--- Begin Supplied records ---

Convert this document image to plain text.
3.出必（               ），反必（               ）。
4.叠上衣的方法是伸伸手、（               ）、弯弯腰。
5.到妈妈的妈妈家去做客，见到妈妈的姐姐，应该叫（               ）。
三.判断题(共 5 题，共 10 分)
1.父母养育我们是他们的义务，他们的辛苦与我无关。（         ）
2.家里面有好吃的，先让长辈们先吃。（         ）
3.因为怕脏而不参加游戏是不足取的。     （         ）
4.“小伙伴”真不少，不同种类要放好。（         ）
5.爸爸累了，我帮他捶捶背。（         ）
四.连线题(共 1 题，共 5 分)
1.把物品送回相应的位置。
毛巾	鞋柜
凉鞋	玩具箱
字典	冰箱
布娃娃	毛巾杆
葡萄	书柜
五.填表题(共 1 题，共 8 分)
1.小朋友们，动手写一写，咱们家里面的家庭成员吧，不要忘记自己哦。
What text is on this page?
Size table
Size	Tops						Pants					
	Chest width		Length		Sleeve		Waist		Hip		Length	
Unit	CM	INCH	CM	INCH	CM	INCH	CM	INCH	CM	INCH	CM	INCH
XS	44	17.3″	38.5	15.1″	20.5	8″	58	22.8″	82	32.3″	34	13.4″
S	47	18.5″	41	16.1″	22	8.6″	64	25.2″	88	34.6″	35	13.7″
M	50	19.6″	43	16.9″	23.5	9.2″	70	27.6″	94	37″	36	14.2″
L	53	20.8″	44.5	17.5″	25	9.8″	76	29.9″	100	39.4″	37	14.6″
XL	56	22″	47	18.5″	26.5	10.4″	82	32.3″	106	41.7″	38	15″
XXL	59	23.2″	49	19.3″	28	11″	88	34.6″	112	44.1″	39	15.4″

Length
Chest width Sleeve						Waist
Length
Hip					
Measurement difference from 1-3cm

--- End Supplied records ---

• _Directions_
Show each line in the entries that holds the string "text".

• _Answer for the task_
Convert this document image to plain text.
What text is on this page?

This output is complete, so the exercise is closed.